Exact repetition of every entry is required.

## [Entries from a dataset]
━━━━
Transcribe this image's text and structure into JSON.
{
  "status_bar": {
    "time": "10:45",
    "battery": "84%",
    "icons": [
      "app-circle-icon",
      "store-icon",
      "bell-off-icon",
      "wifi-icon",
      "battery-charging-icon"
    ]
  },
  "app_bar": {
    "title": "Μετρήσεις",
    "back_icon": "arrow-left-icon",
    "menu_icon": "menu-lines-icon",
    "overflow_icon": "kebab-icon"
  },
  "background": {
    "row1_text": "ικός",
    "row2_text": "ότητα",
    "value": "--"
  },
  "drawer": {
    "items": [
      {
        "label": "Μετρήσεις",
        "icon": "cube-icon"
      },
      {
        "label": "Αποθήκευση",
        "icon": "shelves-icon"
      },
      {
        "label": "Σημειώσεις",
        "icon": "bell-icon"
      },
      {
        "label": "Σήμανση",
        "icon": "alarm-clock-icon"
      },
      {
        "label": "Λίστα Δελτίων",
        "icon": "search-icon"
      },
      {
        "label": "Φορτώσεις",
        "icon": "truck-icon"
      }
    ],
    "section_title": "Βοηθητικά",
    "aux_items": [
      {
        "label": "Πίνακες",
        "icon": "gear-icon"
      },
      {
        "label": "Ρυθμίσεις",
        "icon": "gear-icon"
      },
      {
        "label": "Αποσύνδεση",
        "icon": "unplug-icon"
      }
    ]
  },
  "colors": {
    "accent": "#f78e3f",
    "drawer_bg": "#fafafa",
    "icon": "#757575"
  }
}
━━━━
## [Expected output]
Transcribe this image's text and structure into JSON.
{
  "status_bar": {
    "time": "10:45",
    "battery": "84%",
    "icons": [
      "app-circle-icon",
      "store-icon",
      "bell-off-icon",
      "wifi-icon",
      "battery-charging-icon"
    ]
  },
  "app_bar": {
    "title": "Μετρήσεις",
    "back_icon": "arrow-left-icon",
    "menu_icon": "menu-lines-icon",
    "overflow_icon": "kebab-icon"
  },
  "background": {
    "row1_text": "ικός",
    "row2_text": "ότητα",
    "value": "--"
  },
  "drawer": {
    "items": [
      {
        "label": "Μετρήσεις",
        "icon": "cube-icon"
      },
      {
        "label": "Αποθήκευση",
        "icon": "shelves-icon"
      },
      {
        "label": "Σημειώσεις",
        "icon": "bell-icon"
      },
      {
        "label": "Σήμανση",
        "icon": "alarm-clock-icon"
      },
      {
        "label": "Λίστα Δελτίων",
        "icon": "search-icon"
      },
      {
        "label": "Φορτώσεις",
        "icon": "truck-icon"
      }
    ],
    "section_title": "Βοηθητικά",
    "aux_items": [
      {
        "label": "Πίνακες",
        "icon": "gear-icon"
      },
      {
        "label": "Ρυθμίσεις",
        "icon": "gear-icon"
      },
      {
        "label": "Αποσύνδεση",
        "icon": "unplug-icon"
      }
    ]
  },
  "colors": {
    "accent": "#f78e3f",
    "drawer_bg": "#fafafa",
    "icon": "#757575"
  }
}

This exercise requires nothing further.